┏━━

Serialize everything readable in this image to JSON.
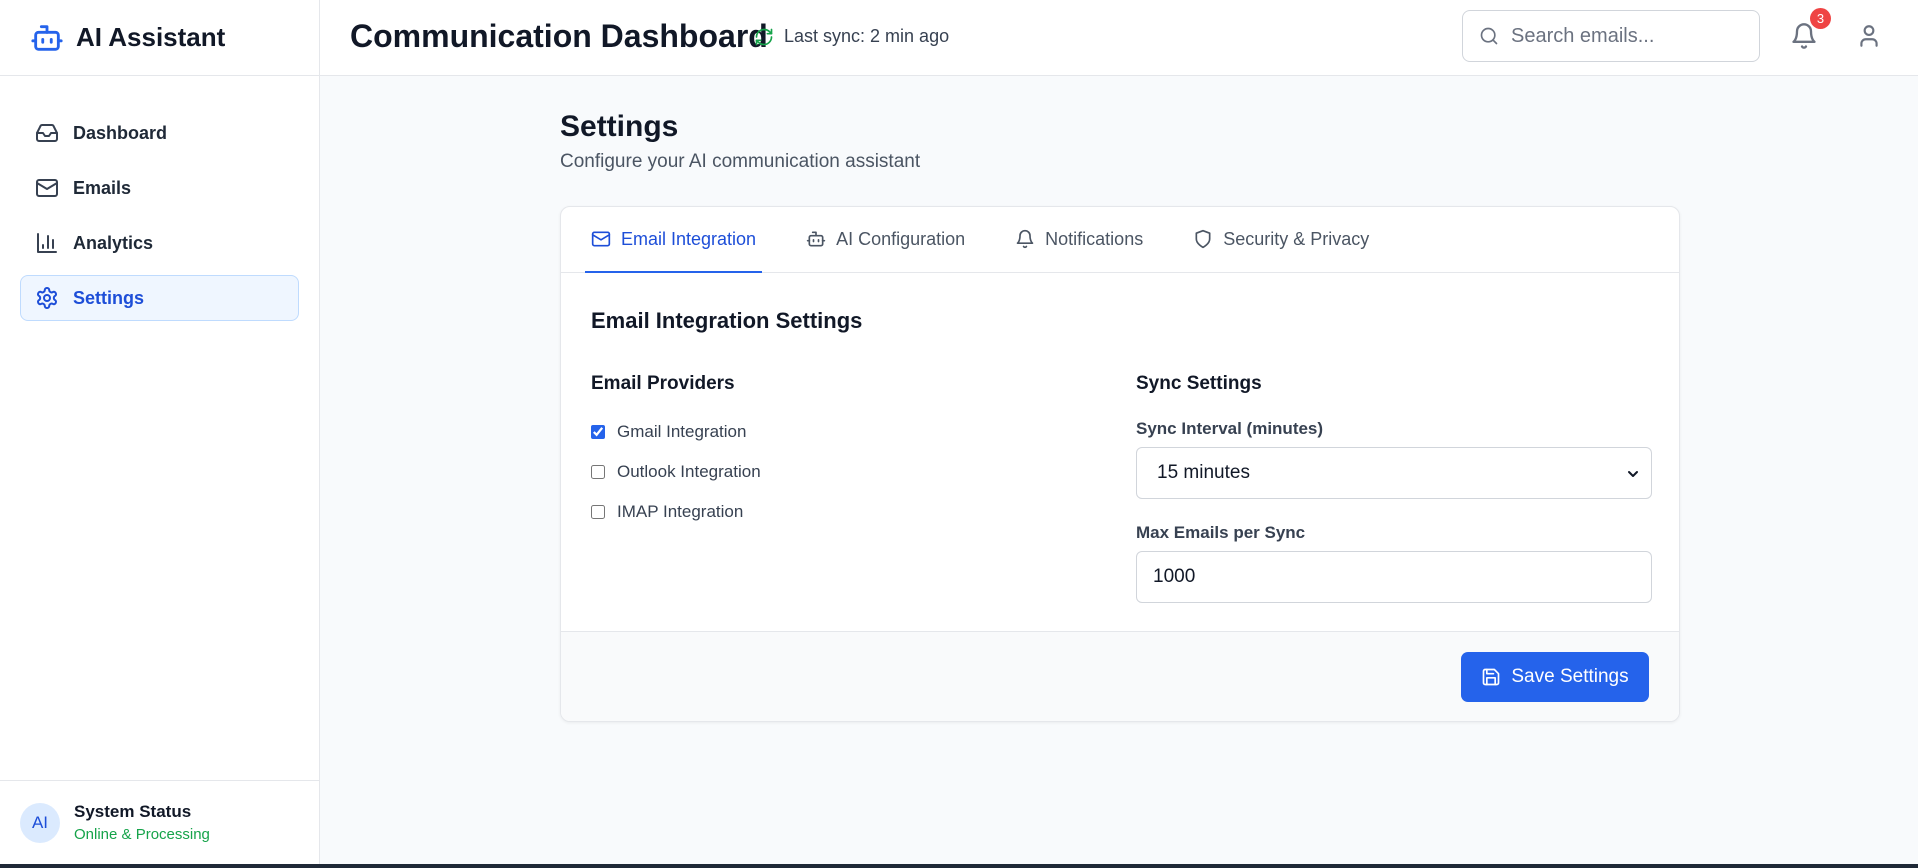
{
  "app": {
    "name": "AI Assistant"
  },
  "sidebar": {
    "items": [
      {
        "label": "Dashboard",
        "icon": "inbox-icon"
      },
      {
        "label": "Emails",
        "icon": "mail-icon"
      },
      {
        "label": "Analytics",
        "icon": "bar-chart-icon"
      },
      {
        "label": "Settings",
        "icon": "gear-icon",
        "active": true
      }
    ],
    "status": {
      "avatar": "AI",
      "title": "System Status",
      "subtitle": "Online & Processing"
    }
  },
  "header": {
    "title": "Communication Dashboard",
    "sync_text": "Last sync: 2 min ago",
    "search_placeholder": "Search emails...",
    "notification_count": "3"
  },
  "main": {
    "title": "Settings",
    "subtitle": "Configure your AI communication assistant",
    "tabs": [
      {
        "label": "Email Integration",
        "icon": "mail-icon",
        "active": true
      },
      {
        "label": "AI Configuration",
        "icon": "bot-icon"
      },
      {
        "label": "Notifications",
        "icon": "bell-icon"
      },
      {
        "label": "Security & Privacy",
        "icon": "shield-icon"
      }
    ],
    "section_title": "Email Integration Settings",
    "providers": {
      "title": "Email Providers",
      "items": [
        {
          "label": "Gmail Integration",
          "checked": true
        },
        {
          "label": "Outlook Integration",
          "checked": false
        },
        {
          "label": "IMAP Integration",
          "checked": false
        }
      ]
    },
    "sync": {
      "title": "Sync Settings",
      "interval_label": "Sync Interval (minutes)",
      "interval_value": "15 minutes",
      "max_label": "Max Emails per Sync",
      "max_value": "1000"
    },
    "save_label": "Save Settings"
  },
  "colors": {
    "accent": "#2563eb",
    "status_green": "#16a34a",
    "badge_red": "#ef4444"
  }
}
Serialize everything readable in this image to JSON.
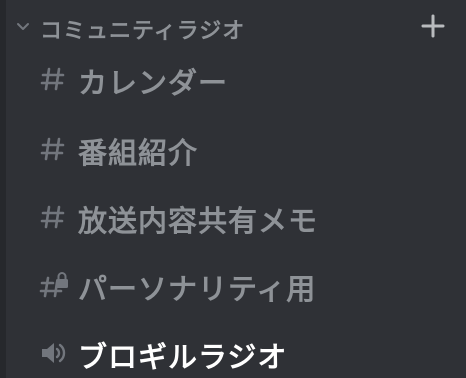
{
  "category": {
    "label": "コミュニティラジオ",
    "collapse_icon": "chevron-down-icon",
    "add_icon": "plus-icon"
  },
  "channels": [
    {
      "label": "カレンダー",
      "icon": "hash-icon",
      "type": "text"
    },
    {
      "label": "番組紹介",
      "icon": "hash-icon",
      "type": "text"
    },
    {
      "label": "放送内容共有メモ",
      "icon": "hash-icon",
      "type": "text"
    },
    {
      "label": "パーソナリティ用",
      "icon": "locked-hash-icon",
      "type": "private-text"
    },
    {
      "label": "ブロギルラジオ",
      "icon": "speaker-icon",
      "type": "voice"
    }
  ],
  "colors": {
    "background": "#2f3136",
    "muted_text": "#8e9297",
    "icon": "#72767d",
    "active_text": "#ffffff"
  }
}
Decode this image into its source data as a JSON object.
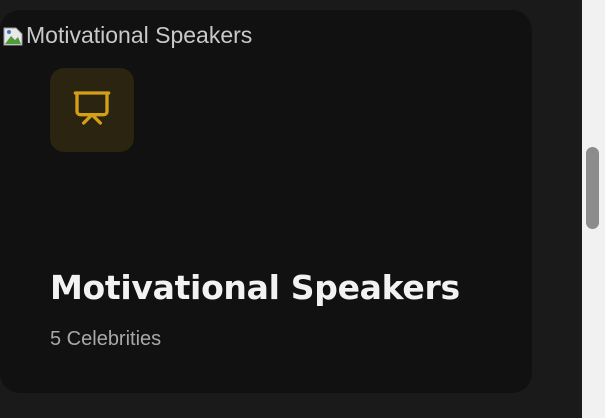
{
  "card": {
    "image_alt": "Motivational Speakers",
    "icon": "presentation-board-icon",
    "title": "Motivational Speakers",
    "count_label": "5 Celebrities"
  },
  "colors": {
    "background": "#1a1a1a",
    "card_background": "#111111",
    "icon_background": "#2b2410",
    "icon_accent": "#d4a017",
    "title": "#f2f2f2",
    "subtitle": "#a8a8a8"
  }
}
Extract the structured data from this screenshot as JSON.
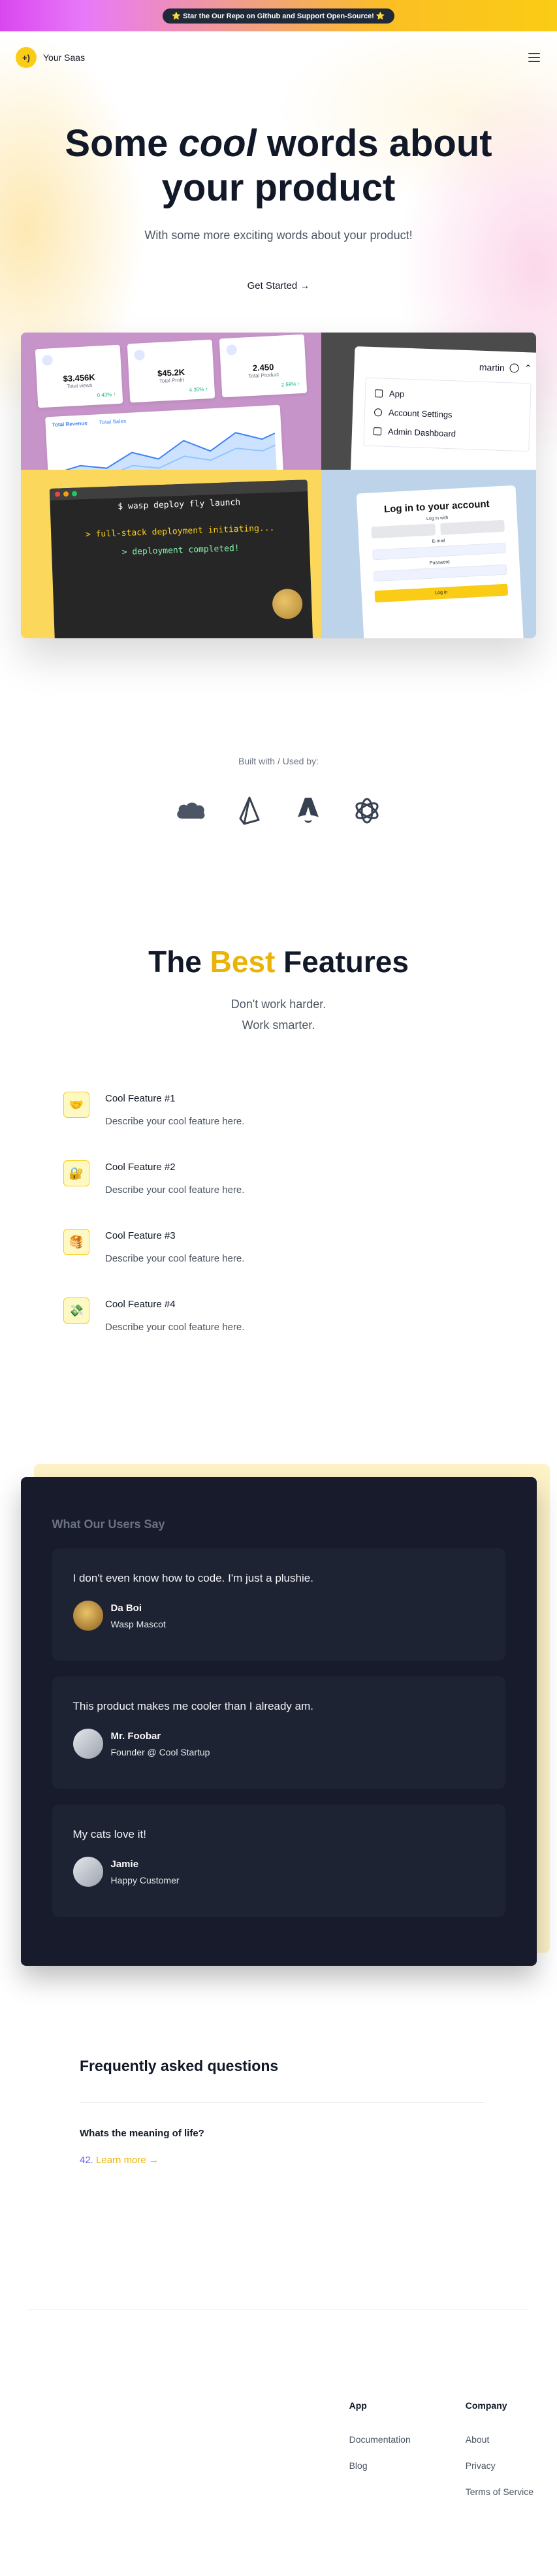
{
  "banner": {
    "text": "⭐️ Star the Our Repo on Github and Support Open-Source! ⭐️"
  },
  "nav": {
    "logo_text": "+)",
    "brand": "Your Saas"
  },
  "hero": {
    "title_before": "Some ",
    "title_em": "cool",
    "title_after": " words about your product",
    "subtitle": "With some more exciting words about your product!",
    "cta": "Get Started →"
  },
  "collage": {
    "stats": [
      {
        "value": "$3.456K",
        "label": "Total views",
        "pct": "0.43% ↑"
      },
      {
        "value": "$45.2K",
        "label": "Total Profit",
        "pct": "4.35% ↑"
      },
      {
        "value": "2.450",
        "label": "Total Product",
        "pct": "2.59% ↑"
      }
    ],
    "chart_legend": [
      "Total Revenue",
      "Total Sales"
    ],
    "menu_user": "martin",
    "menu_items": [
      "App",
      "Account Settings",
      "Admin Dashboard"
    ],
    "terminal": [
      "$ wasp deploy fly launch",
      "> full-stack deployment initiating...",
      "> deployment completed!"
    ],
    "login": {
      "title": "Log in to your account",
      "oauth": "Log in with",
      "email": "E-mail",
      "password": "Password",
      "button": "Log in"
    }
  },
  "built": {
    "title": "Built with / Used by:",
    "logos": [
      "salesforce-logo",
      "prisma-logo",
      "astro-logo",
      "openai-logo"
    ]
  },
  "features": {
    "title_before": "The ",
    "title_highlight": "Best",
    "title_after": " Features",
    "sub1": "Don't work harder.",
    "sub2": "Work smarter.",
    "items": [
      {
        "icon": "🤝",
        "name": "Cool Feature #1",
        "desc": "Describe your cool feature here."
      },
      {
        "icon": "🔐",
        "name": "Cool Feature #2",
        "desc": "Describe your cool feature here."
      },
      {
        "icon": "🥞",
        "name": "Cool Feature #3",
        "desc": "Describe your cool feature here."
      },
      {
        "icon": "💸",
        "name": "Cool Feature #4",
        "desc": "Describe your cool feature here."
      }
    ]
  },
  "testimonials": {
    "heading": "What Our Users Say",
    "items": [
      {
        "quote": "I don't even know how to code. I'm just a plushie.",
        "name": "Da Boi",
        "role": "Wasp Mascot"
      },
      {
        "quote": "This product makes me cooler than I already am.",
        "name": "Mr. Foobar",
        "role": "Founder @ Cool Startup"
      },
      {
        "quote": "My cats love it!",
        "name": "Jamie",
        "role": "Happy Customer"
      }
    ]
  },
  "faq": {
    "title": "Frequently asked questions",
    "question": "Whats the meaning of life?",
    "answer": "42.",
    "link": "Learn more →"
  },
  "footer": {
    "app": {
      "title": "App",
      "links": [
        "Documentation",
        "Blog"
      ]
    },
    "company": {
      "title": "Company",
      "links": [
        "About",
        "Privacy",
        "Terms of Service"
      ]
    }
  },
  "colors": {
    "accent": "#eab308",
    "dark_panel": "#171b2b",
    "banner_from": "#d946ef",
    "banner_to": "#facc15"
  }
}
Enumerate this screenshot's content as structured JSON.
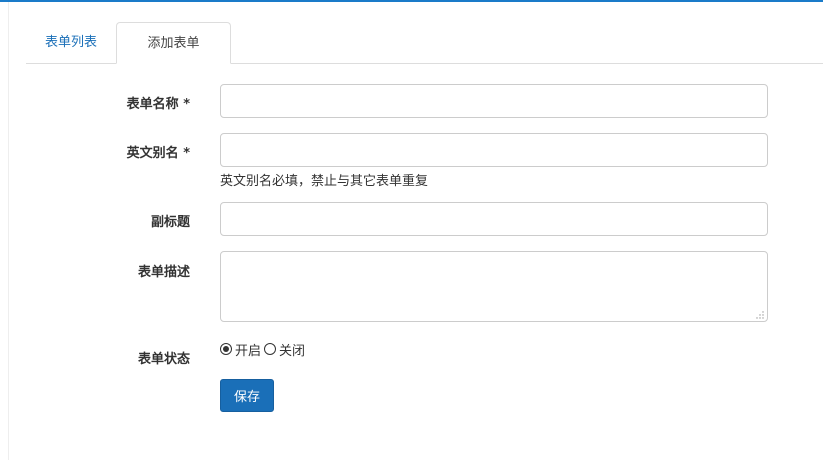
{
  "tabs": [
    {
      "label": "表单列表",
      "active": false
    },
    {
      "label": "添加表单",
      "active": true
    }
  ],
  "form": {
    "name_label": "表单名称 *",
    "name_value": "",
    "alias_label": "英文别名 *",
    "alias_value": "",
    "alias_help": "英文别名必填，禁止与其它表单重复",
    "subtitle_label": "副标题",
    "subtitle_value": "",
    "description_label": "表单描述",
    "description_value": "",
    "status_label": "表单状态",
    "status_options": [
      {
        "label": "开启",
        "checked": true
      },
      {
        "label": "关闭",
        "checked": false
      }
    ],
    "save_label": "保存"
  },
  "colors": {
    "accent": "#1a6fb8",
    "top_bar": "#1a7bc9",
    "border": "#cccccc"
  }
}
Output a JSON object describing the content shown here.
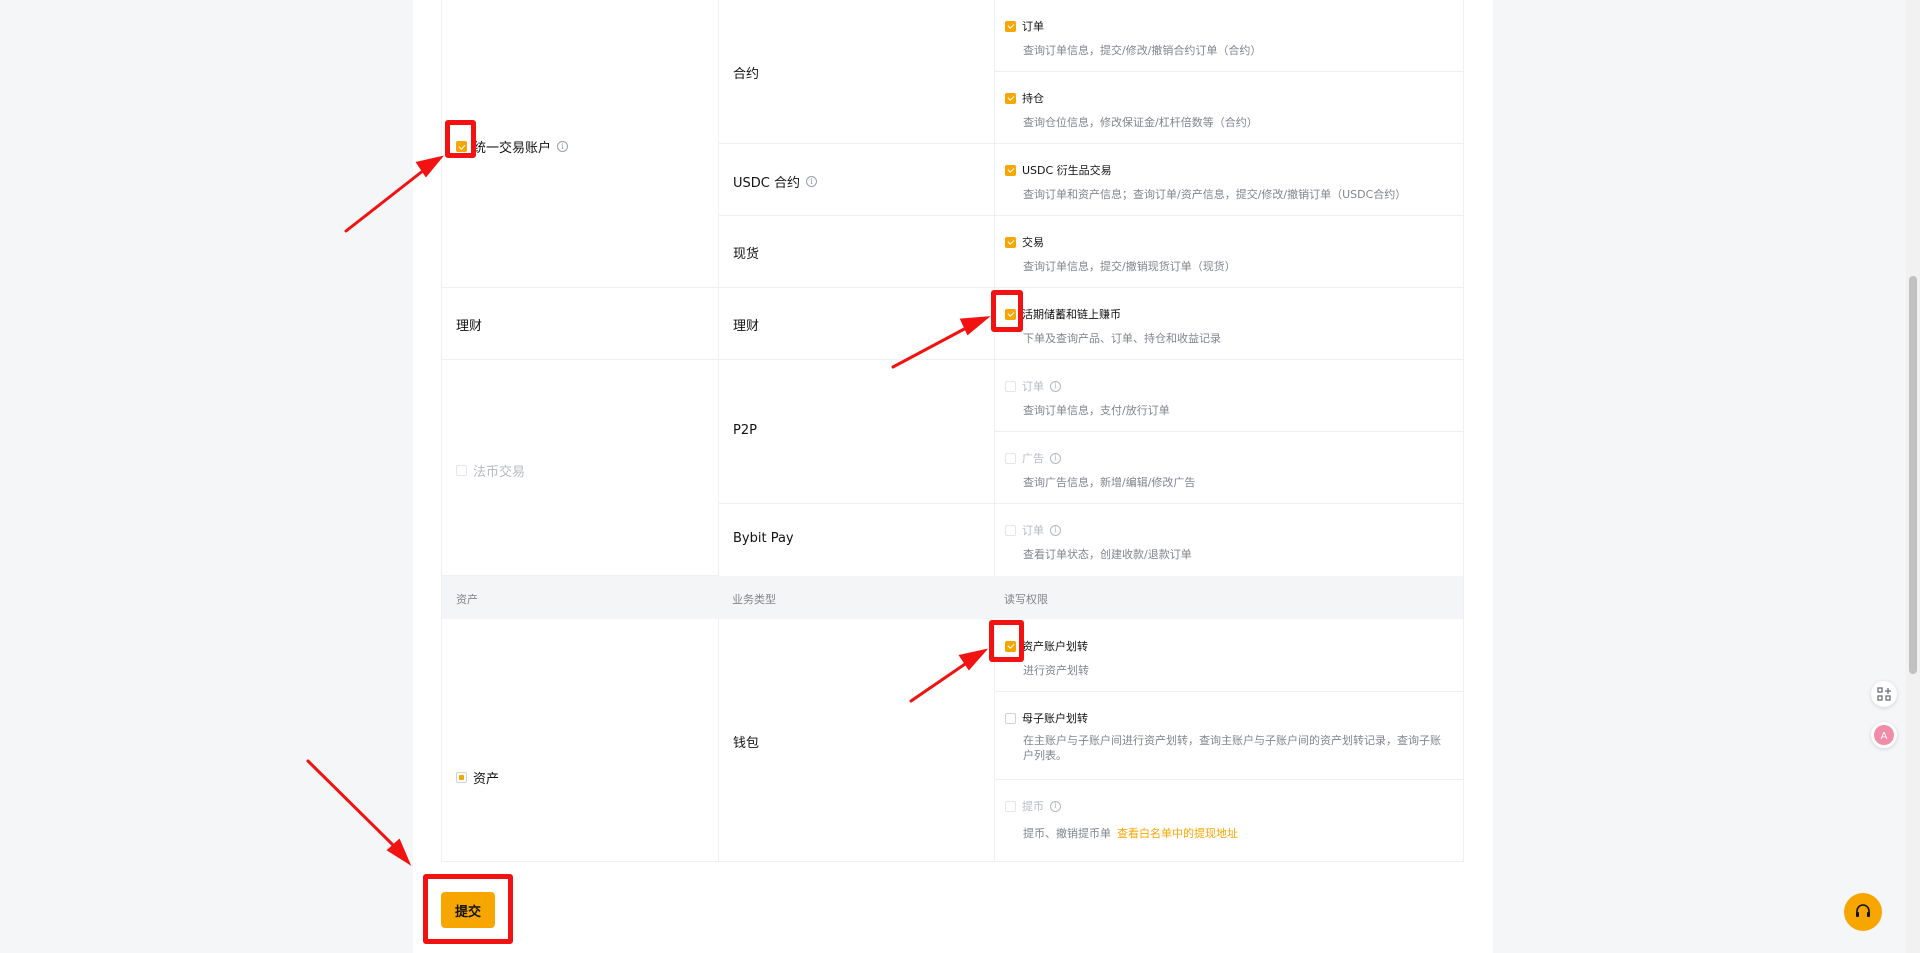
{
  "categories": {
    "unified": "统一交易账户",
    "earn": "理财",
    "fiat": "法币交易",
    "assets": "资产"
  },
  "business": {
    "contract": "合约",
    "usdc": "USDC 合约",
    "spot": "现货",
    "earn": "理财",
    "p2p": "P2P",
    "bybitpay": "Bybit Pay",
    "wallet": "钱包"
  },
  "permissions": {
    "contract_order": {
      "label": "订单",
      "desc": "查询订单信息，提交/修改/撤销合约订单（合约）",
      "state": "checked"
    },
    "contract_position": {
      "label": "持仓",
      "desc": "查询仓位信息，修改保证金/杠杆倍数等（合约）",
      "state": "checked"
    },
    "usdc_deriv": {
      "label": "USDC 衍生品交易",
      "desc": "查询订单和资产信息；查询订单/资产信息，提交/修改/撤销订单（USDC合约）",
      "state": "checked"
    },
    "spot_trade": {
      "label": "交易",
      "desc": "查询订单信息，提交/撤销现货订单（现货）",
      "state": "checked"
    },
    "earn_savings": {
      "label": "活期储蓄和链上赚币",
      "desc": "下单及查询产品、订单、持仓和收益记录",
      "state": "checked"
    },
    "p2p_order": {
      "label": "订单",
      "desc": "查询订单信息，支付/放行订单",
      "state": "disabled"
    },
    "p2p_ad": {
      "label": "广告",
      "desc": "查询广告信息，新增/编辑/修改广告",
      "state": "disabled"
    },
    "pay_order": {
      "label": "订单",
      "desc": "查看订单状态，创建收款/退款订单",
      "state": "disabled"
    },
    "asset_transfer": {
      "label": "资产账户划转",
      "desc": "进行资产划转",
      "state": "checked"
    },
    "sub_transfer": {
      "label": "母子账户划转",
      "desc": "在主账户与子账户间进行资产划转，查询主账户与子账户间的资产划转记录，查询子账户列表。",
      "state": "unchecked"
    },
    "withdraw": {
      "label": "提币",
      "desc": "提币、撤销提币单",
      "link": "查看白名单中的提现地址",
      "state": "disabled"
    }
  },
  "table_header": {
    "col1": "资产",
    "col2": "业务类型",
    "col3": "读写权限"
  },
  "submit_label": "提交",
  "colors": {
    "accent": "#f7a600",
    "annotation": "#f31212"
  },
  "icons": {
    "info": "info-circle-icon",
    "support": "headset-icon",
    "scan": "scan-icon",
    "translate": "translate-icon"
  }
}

┗━━

Short problem: Take the line that contains "Output a JSON" and every line after it up to the end of the records above, and restate them exactly, without the pictures.

Solution:
Output a JSON object describing the content shown here.
{
  "categories": {
    "unified": "统一交易账户",
    "earn": "理财",
    "fiat": "法币交易",
    "assets": "资产"
  },
  "business": {
    "contract": "合约",
    "usdc": "USDC 合约",
    "spot": "现货",
    "earn": "理财",
    "p2p": "P2P",
    "bybitpay": "Bybit Pay",
    "wallet": "钱包"
  },
  "permissions": {
    "contract_order": {
      "label": "订单",
      "desc": "查询订单信息，提交/修改/撤销合约订单（合约）",
      "state": "checked"
    },
    "contract_position": {
      "label": "持仓",
      "desc": "查询仓位信息，修改保证金/杠杆倍数等（合约）",
      "state": "checked"
    },
    "usdc_deriv": {
      "label": "USDC 衍生品交易",
      "desc": "查询订单和资产信息；查询订单/资产信息，提交/修改/撤销订单（USDC合约）",
      "state": "checked"
    },
    "spot_trade": {
      "label": "交易",
      "desc": "查询订单信息，提交/撤销现货订单（现货）",
      "state": "checked"
    },
    "earn_savings": {
      "label": "活期储蓄和链上赚币",
      "desc": "下单及查询产品、订单、持仓和收益记录",
      "state": "checked"
    },
    "p2p_order": {
      "label": "订单",
      "desc": "查询订单信息，支付/放行订单",
      "state": "disabled"
    },
    "p2p_ad": {
      "label": "广告",
      "desc": "查询广告信息，新增/编辑/修改广告",
      "state": "disabled"
    },
    "pay_order": {
      "label": "订单",
      "desc": "查看订单状态，创建收款/退款订单",
      "state": "disabled"
    },
    "asset_transfer": {
      "label": "资产账户划转",
      "desc": "进行资产划转",
      "state": "checked"
    },
    "sub_transfer": {
      "label": "母子账户划转",
      "desc": "在主账户与子账户间进行资产划转，查询主账户与子账户间的资产划转记录，查询子账户列表。",
      "state": "unchecked"
    },
    "withdraw": {
      "label": "提币",
      "desc": "提币、撤销提币单",
      "link": "查看白名单中的提现地址",
      "state": "disabled"
    }
  },
  "table_header": {
    "col1": "资产",
    "col2": "业务类型",
    "col3": "读写权限"
  },
  "submit_label": "提交",
  "colors": {
    "accent": "#f7a600",
    "annotation": "#f31212"
  },
  "icons": {
    "info": "info-circle-icon",
    "support": "headset-icon",
    "scan": "scan-icon",
    "translate": "translate-icon"
  }
}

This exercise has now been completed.